## Aim of the exercise
From the listing below, return each line that includes "Sahneler".

(Collected data entries)
==============================
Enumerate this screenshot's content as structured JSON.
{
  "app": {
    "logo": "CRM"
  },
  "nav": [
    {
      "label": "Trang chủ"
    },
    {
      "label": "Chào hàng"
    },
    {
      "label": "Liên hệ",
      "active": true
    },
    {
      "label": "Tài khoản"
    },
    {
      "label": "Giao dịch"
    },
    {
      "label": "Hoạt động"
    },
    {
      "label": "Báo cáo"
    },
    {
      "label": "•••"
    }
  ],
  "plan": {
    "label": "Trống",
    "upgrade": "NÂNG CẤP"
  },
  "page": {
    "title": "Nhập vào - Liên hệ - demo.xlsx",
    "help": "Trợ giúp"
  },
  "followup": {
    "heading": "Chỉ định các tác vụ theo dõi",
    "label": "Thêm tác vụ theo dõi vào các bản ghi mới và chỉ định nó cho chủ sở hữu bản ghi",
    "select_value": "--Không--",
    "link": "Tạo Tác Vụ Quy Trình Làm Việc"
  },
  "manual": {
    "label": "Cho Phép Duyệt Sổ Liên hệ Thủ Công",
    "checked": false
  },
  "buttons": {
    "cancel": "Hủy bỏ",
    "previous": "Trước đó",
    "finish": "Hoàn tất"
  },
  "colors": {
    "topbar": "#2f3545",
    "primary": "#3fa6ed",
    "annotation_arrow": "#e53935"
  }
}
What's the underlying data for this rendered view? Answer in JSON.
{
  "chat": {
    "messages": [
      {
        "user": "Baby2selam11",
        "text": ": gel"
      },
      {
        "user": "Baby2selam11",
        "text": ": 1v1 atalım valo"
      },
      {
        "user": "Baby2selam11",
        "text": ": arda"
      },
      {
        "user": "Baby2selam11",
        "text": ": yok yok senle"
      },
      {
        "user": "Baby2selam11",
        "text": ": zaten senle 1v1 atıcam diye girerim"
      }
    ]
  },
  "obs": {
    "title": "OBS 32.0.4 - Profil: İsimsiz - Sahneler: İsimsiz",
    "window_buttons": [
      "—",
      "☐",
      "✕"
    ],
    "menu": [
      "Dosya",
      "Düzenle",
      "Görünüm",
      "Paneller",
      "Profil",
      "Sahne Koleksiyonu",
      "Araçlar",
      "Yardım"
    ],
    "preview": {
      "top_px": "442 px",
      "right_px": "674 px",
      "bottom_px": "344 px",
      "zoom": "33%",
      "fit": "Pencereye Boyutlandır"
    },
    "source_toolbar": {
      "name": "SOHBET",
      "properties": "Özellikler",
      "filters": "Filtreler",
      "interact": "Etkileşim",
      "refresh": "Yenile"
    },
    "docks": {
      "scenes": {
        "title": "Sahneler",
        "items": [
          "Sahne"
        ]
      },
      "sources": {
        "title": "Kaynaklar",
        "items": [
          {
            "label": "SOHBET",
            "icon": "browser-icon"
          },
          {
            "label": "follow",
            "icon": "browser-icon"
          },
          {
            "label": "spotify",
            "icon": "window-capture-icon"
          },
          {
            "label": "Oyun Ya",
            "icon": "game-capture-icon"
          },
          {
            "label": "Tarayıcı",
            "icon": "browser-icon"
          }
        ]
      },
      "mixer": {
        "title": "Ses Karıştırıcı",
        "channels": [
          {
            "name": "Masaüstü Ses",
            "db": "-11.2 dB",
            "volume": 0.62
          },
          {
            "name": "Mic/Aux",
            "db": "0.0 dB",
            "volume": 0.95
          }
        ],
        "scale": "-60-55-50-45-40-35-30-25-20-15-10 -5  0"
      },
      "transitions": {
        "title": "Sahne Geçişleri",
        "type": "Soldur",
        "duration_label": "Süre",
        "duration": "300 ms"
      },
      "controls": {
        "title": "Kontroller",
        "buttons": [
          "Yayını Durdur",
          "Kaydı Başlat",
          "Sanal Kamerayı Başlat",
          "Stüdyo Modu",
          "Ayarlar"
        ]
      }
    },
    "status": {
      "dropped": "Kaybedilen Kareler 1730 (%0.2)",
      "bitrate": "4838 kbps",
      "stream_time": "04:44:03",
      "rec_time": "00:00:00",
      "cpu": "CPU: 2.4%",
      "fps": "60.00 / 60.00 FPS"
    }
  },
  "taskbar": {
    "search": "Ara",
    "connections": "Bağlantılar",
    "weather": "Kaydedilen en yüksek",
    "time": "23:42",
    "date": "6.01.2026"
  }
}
==============================
## Result of this task
    "title": "OBS 32.0.4 - Profil: İsimsiz - Sahneler: İsimsiz",
        "title": "Sahneler",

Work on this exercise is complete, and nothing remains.